What is required.
Where a line holds "refraction", copy it.

Task input.
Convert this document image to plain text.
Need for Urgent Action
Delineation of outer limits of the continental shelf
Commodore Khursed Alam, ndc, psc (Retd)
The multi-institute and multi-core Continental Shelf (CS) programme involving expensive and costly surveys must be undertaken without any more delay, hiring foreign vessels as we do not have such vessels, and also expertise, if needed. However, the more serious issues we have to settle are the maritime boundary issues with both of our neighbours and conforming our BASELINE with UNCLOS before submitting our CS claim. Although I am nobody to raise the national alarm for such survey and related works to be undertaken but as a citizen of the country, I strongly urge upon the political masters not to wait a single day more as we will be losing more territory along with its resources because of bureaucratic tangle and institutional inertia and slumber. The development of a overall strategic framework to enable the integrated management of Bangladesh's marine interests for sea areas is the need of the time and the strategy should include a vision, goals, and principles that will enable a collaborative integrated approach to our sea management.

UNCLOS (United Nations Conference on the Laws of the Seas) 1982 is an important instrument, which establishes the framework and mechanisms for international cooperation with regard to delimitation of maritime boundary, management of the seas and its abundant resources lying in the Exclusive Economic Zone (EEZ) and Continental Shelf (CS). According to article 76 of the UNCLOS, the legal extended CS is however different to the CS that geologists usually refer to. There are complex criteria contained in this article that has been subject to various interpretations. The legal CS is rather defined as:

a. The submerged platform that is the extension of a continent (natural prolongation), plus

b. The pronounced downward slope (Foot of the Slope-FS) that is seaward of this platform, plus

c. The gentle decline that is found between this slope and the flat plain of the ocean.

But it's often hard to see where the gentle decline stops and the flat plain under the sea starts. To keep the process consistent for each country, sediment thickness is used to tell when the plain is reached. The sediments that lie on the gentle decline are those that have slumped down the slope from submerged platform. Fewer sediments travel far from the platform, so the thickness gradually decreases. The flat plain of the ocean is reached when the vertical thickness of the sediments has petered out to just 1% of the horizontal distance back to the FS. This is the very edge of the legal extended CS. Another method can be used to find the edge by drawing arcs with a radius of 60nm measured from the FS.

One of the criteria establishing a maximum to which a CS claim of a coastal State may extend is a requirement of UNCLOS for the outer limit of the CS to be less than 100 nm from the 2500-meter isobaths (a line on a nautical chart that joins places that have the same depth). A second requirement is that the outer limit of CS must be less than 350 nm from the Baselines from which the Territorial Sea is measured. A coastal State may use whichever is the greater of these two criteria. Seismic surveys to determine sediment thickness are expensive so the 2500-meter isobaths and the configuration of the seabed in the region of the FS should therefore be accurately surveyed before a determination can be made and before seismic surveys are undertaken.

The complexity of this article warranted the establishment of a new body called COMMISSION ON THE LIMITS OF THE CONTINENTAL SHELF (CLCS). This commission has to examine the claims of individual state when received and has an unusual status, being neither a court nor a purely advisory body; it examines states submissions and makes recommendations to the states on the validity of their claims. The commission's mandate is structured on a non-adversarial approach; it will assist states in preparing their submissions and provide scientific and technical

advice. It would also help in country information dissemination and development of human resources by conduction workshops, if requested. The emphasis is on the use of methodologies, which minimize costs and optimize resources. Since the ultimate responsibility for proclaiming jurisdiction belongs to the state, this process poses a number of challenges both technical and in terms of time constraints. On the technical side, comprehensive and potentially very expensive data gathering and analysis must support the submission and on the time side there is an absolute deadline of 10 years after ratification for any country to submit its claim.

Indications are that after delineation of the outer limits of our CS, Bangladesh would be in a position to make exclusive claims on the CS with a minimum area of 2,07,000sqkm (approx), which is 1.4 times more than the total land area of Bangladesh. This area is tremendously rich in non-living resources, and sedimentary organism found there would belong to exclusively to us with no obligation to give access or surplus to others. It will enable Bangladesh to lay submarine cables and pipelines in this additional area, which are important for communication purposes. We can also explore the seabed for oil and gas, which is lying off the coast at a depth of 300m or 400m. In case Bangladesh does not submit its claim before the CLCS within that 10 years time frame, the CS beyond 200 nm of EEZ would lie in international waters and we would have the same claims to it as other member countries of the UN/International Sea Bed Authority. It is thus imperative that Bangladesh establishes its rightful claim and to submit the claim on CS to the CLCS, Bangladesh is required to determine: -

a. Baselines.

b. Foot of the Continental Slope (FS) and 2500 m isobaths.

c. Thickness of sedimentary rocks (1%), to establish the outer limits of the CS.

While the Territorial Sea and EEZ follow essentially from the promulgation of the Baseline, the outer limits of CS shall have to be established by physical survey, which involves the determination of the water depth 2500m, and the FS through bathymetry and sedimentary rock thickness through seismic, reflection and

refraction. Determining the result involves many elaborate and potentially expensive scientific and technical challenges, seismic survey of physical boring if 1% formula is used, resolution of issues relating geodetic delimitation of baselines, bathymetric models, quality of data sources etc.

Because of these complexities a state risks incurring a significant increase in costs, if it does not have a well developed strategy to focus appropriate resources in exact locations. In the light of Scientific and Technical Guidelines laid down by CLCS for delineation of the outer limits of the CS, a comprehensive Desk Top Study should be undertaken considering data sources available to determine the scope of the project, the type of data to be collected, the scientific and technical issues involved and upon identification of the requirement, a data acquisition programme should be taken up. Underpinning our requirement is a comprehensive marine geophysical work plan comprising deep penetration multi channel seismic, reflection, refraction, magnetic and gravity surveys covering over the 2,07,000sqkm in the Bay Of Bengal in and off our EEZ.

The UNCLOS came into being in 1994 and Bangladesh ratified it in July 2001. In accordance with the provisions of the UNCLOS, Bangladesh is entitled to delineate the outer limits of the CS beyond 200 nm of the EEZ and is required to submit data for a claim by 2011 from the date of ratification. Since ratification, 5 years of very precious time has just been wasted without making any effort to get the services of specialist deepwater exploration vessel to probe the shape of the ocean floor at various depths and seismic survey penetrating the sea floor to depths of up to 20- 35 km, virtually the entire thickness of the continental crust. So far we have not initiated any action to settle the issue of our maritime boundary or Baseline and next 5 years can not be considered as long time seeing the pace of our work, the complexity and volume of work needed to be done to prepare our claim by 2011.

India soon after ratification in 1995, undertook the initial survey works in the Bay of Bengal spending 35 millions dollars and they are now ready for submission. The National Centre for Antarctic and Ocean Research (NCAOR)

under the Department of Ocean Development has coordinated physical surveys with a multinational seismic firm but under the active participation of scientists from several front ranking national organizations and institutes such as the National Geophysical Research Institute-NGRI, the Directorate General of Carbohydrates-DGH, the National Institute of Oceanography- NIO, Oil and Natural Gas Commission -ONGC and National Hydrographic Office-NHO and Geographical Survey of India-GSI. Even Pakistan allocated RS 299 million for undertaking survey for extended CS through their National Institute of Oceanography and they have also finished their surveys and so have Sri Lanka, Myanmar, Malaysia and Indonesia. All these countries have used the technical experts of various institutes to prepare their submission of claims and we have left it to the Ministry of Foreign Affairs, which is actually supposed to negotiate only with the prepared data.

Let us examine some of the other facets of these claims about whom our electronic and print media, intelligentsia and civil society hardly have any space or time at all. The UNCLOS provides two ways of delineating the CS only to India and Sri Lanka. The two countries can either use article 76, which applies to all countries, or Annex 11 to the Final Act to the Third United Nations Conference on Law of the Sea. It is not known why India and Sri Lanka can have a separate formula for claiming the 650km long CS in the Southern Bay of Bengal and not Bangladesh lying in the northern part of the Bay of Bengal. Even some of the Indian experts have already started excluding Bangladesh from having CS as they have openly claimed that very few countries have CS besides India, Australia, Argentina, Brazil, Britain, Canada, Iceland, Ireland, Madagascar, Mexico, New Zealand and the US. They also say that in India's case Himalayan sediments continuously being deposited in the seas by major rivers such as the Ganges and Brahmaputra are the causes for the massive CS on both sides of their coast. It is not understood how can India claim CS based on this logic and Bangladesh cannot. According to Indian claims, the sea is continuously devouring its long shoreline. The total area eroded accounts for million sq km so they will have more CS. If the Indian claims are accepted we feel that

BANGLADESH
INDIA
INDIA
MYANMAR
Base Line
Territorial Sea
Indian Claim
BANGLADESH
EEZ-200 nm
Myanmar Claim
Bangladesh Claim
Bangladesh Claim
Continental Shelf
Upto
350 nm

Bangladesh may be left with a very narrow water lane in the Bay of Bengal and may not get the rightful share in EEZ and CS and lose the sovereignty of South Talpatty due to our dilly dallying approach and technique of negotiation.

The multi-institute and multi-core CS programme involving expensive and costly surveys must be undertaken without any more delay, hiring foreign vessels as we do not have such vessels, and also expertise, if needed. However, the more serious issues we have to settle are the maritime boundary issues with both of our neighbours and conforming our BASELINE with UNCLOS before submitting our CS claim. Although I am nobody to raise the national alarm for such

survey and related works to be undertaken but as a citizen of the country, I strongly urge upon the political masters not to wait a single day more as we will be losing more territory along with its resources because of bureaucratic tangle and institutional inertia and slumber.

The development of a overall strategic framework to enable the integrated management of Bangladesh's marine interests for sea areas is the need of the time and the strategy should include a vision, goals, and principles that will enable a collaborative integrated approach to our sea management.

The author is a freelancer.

==

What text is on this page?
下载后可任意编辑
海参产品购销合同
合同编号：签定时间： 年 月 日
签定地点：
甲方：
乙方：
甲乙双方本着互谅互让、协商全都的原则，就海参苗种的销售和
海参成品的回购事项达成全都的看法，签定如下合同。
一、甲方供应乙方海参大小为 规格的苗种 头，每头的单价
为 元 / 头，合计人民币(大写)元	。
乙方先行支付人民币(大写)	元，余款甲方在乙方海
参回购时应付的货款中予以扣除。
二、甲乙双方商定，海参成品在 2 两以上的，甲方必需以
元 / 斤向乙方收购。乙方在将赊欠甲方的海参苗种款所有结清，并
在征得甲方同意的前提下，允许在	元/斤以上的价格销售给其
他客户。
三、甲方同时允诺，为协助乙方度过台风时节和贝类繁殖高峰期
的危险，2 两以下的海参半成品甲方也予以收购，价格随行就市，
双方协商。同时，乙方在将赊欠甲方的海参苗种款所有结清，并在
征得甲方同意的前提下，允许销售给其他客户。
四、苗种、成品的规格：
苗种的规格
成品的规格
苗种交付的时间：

Response.
refraction. Determining the result involves many elaborate and potentially expensive scientific and technical challenges, seismic survey of physical boring if 1% formula is used, resolution of issues relating geodetic delimitation of baselines, bathymetric models, quality of data sources etc.
Because of these complexities a state risks incurring a significant increase in costs, if it does not have a well developed strategy to focus appropriate resources in exact locations. In the light of Scientific and Technical Guidelines laid down by CLCS for delineation of the outer limits of the CS, a comprehensive Desk Top Study should be undertaken considering data sources available to determine the scope of the project, the type of data to be collected, the scientific and technical issues involved and upon identification of the requirement, a data acquisition programme should be taken up. Underpinning our requirement is a comprehensive marine geophysical work plan comprising deep penetration multi channel seismic, reflection, refraction, magnetic and gravity surveys covering over the 2,07,000sqkm in the Bay Of Bengal in and off our EEZ.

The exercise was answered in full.